TO BE DONE →
Search the listing below for the string "object" and show each line that contains it.

[Collection entries]
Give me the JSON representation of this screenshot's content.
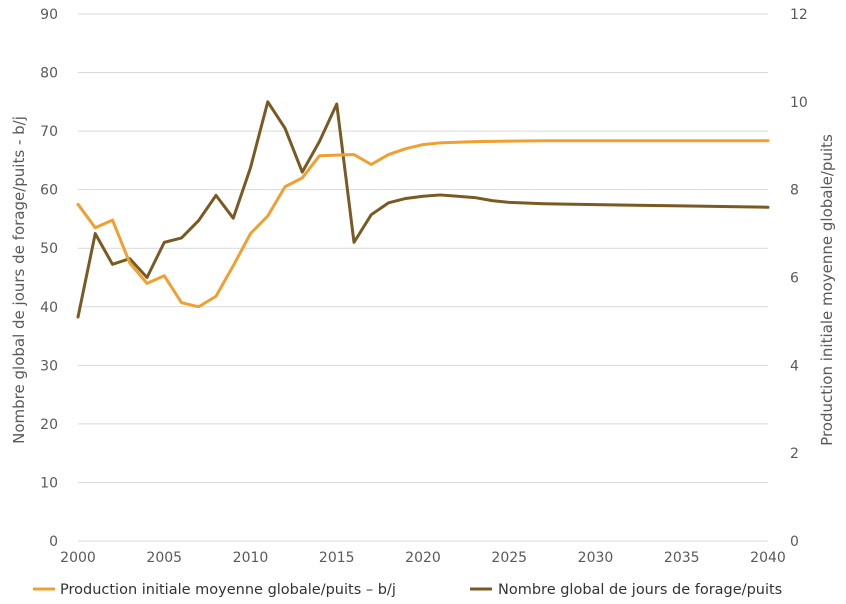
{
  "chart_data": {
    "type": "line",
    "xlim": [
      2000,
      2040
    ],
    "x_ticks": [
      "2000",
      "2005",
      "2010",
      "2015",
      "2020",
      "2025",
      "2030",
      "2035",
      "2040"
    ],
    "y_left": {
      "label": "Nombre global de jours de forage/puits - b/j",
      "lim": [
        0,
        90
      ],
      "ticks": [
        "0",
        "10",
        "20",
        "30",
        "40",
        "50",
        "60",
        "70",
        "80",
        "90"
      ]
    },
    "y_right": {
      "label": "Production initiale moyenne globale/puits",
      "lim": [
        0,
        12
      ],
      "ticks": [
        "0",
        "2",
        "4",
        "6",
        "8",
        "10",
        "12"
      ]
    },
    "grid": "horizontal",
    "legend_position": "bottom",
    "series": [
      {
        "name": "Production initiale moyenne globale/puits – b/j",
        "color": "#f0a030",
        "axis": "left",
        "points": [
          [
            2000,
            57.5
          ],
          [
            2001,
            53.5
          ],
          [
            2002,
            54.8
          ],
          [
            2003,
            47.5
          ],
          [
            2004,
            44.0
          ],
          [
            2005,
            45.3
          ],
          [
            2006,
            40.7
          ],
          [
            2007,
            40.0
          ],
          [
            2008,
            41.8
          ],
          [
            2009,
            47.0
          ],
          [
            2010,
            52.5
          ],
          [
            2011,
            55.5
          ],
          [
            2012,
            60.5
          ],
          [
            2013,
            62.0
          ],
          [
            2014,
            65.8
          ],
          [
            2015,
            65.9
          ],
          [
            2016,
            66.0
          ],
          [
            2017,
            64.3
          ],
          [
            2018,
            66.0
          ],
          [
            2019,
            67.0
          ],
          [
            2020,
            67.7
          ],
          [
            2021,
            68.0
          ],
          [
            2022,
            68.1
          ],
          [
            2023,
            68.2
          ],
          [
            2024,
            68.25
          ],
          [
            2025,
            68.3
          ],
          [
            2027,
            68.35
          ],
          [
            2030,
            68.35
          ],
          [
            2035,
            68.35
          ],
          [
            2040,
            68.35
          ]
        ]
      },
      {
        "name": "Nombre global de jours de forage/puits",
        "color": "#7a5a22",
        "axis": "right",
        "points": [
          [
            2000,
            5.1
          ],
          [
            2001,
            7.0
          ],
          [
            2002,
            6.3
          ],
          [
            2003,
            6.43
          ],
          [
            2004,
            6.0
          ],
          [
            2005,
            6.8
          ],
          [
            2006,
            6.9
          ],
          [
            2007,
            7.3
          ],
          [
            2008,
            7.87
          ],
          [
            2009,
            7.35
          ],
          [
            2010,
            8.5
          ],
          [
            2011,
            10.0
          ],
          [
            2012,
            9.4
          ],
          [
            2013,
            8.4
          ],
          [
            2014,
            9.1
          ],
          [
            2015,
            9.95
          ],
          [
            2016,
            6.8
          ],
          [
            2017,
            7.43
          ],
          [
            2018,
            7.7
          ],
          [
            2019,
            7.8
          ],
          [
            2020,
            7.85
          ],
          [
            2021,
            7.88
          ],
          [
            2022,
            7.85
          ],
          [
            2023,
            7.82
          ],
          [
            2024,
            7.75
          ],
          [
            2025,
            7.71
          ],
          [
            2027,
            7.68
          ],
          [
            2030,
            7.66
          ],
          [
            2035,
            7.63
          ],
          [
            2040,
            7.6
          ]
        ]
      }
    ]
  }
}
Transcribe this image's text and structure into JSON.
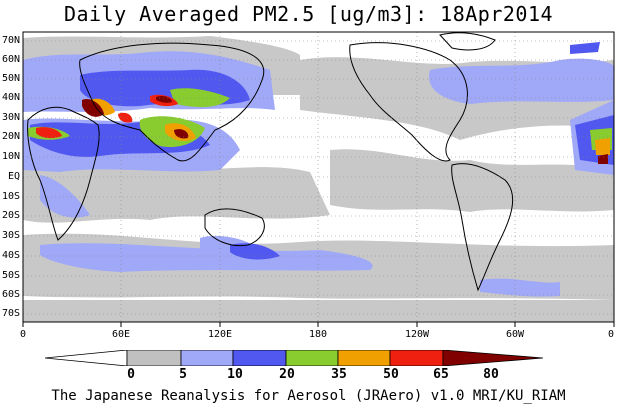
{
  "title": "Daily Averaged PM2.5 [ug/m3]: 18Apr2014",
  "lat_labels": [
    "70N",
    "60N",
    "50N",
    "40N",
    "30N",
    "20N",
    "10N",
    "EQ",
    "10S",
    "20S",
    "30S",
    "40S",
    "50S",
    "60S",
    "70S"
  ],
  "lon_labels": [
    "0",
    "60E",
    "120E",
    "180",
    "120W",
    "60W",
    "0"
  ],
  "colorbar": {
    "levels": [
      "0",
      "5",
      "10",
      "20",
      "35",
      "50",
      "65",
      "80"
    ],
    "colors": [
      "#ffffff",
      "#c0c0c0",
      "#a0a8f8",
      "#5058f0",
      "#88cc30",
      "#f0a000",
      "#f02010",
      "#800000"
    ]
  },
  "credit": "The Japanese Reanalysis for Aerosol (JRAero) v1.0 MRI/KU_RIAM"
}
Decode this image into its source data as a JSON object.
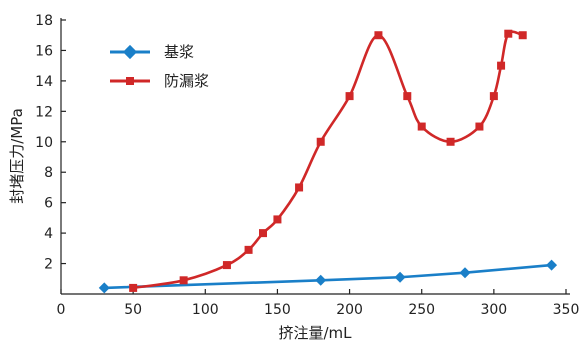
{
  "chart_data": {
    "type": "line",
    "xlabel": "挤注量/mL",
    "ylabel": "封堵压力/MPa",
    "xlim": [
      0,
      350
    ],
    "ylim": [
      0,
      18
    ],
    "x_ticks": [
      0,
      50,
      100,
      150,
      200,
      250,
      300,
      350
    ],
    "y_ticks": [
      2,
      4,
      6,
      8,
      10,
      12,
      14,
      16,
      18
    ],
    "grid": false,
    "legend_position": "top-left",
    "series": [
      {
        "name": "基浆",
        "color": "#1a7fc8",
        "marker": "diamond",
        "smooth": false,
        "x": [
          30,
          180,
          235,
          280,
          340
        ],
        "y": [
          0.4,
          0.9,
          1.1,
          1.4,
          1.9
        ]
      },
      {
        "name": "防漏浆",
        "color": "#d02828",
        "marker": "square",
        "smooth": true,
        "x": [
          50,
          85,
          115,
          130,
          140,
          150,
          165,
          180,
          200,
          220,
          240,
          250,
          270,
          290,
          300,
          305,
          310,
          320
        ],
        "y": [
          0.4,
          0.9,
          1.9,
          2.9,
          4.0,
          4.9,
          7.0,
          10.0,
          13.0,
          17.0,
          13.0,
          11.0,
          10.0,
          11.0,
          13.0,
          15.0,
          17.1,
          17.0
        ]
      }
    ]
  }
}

---

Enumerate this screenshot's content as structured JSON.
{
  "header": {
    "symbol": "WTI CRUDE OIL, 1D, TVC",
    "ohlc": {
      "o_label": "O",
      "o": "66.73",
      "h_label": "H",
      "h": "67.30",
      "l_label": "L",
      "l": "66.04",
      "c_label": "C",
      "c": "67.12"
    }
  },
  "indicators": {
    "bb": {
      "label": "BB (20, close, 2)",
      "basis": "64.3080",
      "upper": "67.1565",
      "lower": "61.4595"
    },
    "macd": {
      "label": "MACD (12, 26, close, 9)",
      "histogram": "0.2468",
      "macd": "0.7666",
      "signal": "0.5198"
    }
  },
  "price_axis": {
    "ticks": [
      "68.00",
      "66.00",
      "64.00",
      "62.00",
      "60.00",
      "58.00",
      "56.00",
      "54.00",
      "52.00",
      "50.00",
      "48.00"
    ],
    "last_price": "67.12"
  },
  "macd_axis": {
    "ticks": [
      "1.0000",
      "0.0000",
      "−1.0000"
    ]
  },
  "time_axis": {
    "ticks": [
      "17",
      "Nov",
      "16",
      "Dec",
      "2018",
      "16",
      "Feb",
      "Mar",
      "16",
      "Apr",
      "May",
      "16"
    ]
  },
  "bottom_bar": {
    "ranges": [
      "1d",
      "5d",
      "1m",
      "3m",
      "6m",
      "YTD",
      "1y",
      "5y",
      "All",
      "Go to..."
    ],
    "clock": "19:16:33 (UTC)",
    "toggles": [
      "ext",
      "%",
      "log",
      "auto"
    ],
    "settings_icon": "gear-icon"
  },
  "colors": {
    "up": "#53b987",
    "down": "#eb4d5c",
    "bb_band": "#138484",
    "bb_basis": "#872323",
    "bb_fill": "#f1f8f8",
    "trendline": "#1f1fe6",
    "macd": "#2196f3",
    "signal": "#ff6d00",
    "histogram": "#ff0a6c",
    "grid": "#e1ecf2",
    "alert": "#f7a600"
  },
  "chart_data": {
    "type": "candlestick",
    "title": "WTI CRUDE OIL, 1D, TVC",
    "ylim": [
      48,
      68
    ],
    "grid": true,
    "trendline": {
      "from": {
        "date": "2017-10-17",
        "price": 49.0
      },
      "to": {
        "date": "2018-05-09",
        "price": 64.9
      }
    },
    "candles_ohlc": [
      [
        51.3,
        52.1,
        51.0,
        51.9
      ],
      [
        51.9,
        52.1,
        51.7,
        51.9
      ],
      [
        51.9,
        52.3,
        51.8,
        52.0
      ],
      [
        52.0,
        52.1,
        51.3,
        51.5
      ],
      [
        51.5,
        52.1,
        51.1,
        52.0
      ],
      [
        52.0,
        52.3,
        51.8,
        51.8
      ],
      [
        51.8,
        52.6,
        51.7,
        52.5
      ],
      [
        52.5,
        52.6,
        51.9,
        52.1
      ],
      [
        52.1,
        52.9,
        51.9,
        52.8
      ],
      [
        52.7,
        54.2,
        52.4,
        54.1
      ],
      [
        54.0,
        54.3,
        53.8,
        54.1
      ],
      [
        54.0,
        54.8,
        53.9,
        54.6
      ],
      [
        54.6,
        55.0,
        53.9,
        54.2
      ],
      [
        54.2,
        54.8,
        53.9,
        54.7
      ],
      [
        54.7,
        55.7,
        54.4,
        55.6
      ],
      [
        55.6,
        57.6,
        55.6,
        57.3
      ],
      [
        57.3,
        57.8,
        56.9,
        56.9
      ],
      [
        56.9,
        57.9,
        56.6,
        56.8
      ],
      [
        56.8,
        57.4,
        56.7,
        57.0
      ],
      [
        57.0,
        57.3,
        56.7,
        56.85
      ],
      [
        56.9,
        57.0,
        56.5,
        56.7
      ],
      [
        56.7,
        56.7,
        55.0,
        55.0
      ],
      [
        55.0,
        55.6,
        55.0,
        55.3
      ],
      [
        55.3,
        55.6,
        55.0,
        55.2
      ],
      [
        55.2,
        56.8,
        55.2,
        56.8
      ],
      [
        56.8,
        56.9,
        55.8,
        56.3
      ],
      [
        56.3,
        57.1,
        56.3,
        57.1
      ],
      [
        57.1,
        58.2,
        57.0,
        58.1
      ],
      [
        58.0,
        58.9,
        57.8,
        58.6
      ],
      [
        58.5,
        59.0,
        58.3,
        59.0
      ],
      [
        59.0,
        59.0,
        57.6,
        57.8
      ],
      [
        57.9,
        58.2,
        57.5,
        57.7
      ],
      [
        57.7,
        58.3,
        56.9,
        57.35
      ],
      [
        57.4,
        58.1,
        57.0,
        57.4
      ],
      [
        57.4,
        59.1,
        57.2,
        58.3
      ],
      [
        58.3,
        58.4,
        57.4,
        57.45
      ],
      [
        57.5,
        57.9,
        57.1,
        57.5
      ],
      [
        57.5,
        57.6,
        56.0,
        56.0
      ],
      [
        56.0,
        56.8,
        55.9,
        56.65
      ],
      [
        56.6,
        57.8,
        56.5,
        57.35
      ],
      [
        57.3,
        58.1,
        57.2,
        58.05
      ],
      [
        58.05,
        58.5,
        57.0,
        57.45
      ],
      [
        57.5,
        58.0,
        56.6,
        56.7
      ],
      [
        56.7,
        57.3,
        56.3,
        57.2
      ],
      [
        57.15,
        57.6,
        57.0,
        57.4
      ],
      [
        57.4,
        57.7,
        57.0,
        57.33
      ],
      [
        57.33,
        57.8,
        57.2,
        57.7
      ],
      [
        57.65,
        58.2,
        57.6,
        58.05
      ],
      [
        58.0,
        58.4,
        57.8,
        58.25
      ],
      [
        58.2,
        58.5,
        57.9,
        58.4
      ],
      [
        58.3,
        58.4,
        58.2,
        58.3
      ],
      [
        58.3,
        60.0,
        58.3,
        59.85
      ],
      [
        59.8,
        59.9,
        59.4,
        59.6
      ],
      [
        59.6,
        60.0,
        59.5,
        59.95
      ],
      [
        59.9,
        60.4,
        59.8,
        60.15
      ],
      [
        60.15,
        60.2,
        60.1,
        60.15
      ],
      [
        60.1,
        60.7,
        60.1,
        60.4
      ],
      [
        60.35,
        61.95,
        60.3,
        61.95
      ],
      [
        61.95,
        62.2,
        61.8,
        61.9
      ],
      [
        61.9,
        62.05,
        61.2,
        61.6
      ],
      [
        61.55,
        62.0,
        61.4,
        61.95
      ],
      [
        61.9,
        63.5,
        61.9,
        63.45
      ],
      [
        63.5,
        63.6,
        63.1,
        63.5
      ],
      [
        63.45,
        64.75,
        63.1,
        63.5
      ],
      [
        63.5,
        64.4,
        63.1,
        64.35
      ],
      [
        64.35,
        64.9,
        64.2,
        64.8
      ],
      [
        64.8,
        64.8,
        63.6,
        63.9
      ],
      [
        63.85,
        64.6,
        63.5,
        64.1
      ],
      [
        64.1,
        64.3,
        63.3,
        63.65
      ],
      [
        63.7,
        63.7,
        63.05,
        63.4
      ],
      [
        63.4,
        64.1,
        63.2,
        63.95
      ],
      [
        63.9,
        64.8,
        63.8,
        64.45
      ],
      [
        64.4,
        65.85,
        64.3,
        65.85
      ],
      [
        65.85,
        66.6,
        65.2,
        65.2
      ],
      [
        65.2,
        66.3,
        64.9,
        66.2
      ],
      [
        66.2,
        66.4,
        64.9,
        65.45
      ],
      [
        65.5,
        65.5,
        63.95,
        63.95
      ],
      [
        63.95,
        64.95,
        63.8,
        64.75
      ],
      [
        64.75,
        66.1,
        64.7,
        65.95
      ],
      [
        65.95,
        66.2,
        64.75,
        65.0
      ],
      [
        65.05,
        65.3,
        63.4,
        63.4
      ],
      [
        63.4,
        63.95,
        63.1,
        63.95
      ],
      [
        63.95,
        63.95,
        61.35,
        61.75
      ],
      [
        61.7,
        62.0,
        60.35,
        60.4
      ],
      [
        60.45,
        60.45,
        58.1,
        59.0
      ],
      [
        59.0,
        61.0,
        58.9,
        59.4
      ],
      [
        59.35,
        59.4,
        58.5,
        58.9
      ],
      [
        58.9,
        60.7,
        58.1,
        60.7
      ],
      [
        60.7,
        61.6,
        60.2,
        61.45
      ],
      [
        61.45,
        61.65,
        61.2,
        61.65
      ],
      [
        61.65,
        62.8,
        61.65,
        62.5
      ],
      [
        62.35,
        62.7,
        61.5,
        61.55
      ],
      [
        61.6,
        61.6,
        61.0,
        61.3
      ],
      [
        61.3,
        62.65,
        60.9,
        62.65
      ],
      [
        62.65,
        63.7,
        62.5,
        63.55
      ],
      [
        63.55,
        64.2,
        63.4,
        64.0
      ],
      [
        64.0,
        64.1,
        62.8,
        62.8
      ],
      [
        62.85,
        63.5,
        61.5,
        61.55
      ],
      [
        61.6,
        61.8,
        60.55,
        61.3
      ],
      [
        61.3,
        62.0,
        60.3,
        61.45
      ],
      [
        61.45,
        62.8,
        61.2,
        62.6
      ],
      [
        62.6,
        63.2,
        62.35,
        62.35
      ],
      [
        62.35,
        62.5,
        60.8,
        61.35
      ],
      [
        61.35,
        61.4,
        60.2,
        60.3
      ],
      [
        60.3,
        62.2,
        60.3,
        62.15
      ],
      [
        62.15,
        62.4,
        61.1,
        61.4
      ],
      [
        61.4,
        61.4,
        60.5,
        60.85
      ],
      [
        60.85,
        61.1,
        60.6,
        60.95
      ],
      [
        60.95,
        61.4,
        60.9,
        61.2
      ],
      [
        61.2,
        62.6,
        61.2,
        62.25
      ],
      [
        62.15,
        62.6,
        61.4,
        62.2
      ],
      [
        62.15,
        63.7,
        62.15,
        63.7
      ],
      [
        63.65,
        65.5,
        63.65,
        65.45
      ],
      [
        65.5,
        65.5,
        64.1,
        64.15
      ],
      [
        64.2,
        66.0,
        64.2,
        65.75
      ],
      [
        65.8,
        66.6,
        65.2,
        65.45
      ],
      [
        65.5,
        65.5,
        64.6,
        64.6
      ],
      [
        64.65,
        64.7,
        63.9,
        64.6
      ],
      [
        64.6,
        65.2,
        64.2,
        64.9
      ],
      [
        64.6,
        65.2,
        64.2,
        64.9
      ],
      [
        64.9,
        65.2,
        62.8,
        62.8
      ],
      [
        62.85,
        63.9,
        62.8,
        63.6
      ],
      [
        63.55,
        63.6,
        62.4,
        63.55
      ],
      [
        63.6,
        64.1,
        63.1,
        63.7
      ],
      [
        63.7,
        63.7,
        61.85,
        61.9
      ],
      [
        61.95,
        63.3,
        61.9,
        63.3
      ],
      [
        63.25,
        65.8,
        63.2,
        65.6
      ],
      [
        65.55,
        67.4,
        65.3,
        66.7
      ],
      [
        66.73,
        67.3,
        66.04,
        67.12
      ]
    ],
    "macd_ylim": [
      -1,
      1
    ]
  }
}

--

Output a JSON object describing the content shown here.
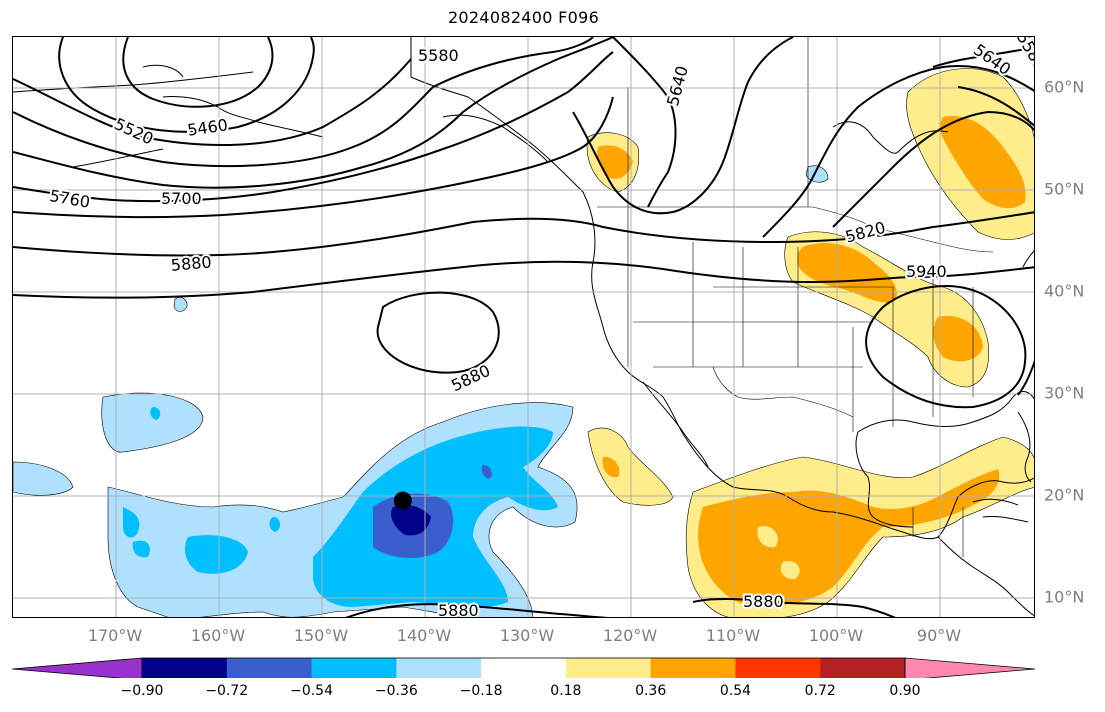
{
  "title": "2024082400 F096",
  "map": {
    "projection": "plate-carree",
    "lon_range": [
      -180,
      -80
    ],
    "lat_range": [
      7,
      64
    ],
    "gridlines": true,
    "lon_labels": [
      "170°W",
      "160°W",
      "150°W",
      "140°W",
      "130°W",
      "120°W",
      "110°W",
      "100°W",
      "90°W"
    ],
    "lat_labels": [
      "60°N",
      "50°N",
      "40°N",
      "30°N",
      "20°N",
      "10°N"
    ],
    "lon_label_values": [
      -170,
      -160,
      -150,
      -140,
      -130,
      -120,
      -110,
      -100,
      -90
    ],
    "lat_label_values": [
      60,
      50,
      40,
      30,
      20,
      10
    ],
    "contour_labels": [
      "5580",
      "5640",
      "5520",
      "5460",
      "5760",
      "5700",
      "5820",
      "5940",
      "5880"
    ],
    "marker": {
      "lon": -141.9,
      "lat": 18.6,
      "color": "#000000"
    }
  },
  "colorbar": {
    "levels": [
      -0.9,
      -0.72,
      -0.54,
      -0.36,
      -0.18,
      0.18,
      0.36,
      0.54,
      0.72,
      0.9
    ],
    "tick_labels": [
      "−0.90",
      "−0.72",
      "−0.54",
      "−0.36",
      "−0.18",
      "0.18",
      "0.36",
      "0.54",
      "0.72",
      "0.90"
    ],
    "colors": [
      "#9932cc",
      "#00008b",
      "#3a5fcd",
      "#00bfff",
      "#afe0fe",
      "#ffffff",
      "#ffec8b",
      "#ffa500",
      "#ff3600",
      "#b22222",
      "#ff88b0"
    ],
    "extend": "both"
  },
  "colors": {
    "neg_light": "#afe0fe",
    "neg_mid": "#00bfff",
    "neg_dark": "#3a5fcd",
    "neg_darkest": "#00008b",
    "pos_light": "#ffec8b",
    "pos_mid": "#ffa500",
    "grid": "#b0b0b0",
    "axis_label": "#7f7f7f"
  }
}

CORRECT RESPONSE →
Decode this image into its source data as a JSON object.
Output a JSON object describing the content shown here.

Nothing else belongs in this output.